> [DATA SUPPLIED]
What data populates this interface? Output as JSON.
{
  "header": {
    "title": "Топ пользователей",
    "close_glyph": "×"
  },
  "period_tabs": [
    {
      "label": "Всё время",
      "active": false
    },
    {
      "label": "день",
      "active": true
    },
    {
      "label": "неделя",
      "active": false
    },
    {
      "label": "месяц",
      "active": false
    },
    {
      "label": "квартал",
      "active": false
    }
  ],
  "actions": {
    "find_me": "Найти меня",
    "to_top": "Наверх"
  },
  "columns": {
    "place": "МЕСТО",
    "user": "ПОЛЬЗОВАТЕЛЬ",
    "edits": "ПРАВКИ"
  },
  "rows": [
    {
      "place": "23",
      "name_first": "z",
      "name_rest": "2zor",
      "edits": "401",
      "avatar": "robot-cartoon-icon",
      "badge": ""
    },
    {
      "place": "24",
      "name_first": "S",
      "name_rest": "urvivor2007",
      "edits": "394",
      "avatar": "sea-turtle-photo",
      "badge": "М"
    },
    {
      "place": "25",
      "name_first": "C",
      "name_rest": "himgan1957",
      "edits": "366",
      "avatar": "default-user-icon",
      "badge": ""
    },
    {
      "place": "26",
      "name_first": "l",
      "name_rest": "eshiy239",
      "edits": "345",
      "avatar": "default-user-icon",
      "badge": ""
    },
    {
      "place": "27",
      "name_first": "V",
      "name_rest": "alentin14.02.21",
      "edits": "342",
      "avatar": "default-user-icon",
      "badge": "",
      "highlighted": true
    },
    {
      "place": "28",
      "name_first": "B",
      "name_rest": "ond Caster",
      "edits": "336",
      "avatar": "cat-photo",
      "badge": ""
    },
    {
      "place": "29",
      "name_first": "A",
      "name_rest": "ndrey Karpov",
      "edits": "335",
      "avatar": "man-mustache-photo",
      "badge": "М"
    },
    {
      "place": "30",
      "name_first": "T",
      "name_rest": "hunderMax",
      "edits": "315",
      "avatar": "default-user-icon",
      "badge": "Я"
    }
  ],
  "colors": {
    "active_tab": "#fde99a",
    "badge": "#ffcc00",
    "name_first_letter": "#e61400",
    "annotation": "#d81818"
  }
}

> [EXERCISE] Pick each line holding the word "edits" out of the listing.

> [EXERCISE ANSWER]
    "edits": "ПРАВКИ"
      "edits": "401",
      "edits": "394",
      "edits": "366",
      "edits": "345",
      "edits": "342",
      "edits": "336",
      "edits": "335",
      "edits": "315",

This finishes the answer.